----- Material supplied -----
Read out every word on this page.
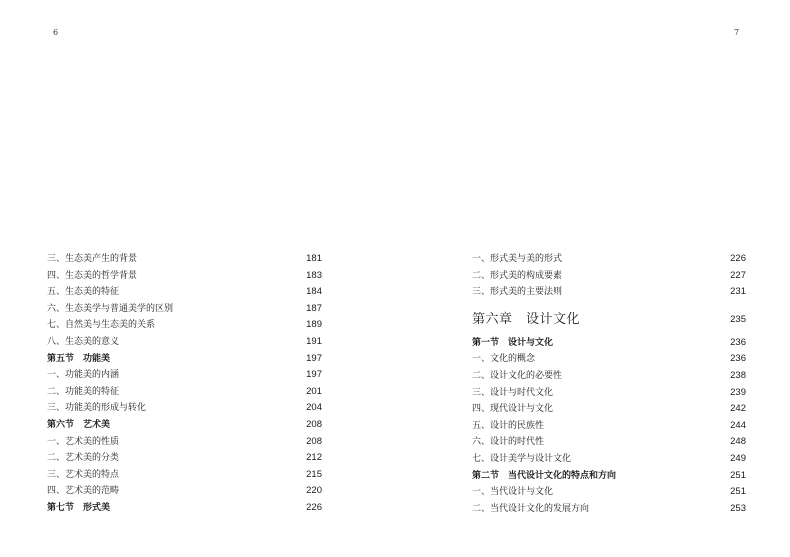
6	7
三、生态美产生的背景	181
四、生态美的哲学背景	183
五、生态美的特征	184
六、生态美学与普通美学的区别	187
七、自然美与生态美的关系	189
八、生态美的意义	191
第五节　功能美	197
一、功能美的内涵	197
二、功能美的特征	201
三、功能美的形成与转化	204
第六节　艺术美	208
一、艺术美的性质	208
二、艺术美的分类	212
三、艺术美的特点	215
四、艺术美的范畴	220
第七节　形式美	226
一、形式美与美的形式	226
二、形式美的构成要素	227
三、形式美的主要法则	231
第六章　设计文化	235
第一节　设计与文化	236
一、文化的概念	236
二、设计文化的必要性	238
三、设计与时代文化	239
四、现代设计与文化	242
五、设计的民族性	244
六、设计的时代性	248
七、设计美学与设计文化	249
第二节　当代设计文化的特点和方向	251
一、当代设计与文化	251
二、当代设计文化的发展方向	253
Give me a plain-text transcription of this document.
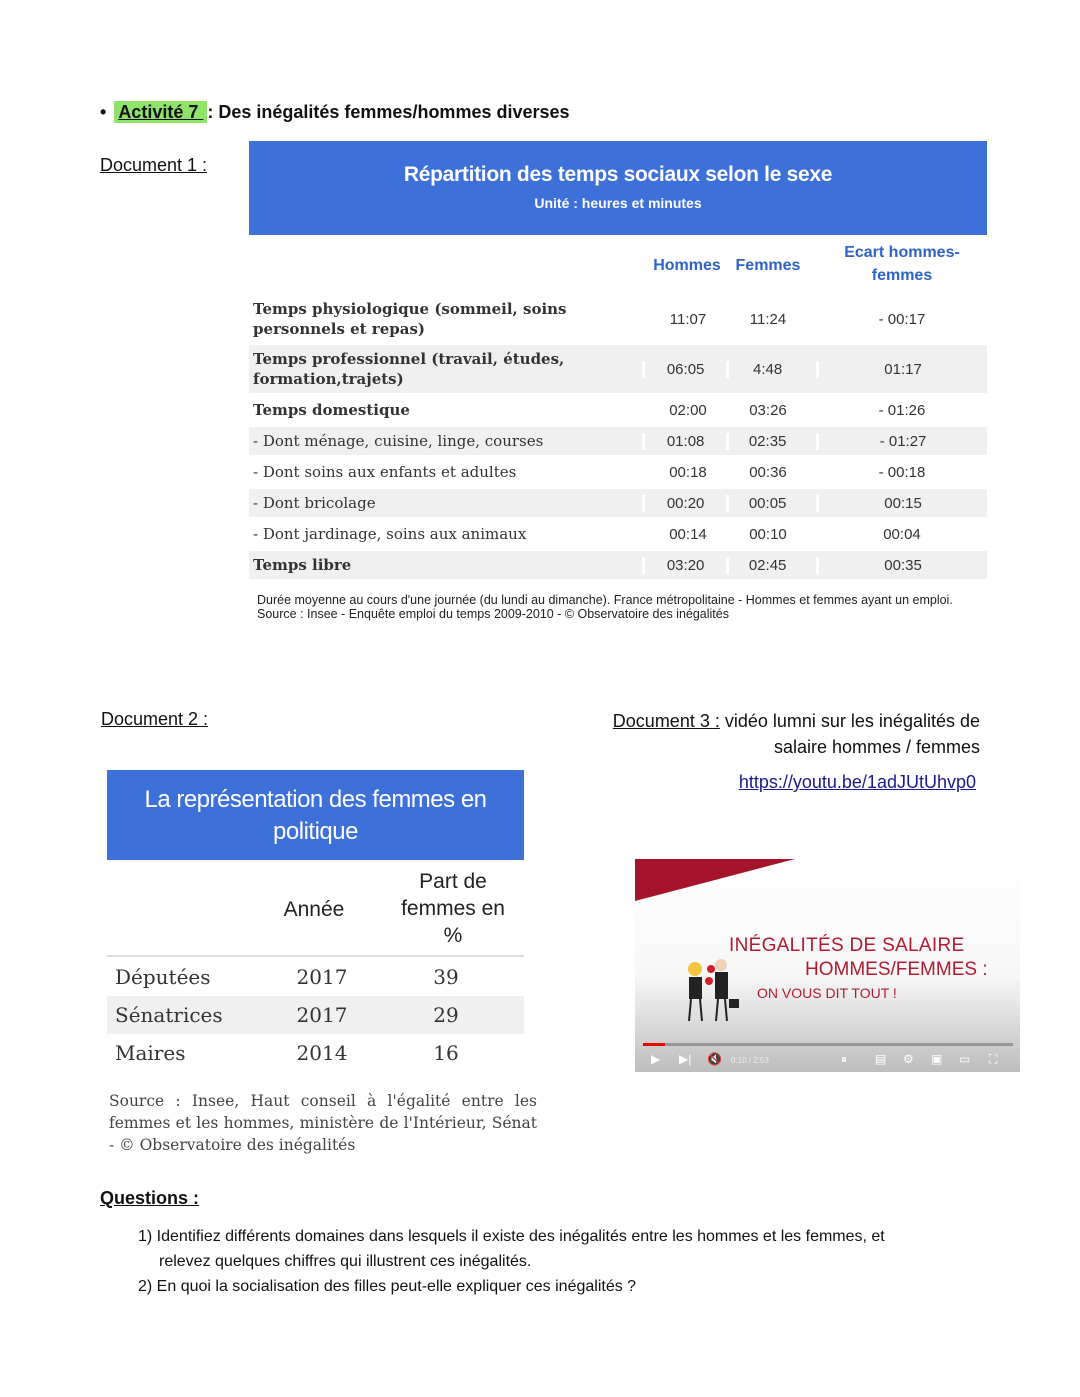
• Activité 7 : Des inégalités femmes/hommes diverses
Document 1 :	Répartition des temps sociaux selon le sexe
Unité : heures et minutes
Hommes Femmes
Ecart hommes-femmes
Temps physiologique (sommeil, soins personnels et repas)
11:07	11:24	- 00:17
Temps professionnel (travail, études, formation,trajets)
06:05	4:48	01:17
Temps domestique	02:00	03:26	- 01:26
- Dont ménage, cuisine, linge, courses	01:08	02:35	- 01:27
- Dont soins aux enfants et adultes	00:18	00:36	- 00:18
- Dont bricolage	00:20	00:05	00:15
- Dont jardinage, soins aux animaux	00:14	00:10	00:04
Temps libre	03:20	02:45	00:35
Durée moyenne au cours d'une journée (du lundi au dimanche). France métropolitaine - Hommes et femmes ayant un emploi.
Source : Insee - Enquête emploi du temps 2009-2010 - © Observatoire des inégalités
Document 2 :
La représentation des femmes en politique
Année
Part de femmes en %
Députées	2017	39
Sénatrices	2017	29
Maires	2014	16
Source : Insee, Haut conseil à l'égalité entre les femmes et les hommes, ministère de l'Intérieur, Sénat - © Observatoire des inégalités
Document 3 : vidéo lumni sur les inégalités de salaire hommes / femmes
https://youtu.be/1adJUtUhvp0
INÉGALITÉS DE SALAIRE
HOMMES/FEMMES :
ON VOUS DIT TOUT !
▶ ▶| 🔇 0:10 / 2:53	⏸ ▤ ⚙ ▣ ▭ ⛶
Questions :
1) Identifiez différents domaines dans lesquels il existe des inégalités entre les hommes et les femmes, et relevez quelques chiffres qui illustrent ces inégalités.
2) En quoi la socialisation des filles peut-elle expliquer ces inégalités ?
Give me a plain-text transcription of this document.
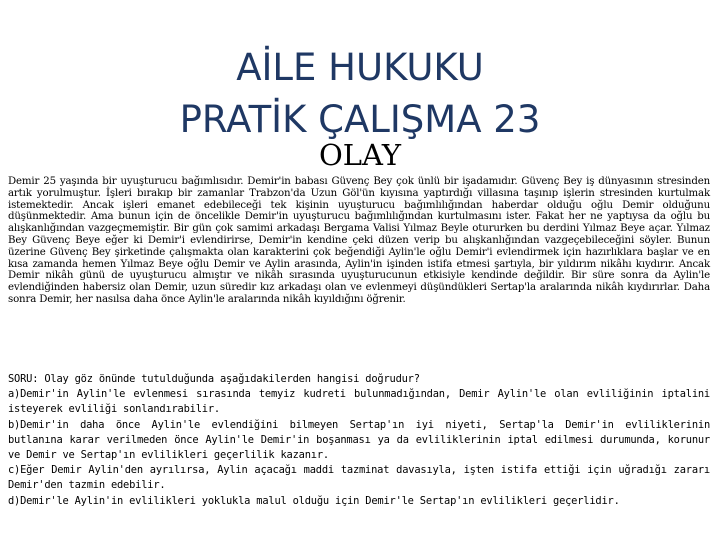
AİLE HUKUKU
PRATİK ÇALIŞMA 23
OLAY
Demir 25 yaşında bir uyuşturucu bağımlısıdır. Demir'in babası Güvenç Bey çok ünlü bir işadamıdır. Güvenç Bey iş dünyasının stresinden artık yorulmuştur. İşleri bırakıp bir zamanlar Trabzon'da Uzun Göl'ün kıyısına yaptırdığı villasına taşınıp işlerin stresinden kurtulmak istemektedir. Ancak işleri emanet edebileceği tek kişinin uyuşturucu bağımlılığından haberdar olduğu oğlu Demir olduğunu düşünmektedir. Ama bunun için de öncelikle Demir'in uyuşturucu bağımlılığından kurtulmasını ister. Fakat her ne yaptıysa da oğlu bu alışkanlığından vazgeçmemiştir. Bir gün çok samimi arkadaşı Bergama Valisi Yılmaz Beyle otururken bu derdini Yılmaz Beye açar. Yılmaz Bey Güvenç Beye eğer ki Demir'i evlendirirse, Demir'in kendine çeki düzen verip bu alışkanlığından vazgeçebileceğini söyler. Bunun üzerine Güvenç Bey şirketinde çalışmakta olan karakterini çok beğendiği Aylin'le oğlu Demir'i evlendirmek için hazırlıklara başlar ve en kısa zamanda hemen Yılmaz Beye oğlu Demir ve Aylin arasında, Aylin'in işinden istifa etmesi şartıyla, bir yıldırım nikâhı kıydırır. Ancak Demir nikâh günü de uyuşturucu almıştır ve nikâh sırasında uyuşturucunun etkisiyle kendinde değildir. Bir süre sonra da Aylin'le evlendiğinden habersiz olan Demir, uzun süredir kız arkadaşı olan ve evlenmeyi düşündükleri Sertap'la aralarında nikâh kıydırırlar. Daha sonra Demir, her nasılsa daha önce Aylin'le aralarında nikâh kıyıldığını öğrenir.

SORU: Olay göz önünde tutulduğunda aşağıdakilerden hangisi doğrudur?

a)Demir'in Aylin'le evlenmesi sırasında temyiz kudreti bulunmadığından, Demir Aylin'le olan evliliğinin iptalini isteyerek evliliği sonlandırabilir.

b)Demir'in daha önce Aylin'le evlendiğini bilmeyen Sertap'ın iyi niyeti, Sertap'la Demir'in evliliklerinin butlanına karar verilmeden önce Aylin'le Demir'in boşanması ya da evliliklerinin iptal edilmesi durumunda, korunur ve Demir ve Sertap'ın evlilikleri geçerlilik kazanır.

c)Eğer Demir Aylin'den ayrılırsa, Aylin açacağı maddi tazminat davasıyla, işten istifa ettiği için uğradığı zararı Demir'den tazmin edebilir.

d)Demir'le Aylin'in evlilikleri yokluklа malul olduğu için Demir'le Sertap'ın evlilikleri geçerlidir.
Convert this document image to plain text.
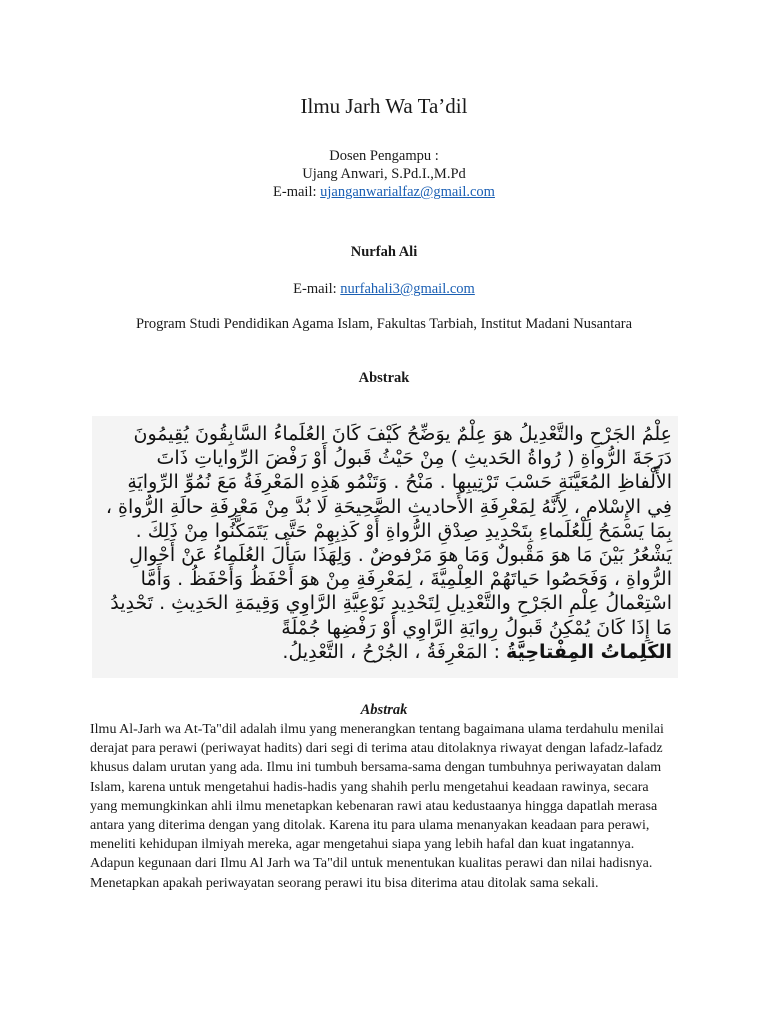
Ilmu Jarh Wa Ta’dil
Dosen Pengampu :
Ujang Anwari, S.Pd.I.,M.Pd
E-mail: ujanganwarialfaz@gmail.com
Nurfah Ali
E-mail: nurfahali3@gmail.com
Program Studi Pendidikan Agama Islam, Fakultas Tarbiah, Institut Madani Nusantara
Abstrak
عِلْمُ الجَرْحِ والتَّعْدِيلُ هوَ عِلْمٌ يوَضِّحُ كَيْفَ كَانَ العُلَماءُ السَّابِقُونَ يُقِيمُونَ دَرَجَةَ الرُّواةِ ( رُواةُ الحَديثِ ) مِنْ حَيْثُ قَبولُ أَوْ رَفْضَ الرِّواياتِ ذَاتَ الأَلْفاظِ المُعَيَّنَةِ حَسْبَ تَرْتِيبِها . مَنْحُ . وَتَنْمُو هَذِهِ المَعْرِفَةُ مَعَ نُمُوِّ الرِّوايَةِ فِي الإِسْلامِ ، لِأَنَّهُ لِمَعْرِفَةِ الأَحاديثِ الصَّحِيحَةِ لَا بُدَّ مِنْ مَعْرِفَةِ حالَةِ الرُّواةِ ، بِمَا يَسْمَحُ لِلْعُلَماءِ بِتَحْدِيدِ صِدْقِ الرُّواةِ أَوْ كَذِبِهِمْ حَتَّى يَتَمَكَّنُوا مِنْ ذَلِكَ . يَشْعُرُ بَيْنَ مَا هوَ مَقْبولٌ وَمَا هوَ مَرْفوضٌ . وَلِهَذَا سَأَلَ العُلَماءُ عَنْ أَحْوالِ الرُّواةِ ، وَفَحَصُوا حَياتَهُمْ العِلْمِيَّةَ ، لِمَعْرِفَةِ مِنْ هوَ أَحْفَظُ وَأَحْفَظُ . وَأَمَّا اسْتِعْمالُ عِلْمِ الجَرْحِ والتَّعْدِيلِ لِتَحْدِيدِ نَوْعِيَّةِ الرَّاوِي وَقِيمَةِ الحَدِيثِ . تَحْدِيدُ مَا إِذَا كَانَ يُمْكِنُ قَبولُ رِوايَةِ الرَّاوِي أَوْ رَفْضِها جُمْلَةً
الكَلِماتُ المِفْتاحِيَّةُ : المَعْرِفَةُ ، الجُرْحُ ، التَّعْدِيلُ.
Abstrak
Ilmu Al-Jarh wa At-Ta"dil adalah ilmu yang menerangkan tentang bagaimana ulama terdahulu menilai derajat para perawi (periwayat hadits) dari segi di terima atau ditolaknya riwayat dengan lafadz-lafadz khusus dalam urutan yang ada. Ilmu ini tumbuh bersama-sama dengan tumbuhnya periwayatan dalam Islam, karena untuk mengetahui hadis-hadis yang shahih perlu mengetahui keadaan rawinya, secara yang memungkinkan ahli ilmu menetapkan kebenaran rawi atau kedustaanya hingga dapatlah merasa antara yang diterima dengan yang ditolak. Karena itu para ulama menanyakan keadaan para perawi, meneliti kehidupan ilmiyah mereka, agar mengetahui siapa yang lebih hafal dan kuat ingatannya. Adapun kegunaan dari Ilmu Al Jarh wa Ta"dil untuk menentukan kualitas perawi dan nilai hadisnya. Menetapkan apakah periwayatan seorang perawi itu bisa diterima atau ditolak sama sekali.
-----
Task to carry out |
Find every line that holds "evlilikleri" and copy it.

Full answer |
b)Demir'in daha önce Aylin'le evlendiğini bilmeyen Sertap'ın iyi niyeti, Sertap'la Demir'in evliliklerinin butlanına karar verilmeden önce Aylin'le Demir'in boşanması ya da evliliklerinin iptal edilmesi durumunda, korunur ve Demir ve Sertap'ın evlilikleri geçerlilik kazanır.
d)Demir'le Aylin'in evlilikleri yokluklа malul olduğu için Demir'le Sertap'ın evlilikleri geçerlidir.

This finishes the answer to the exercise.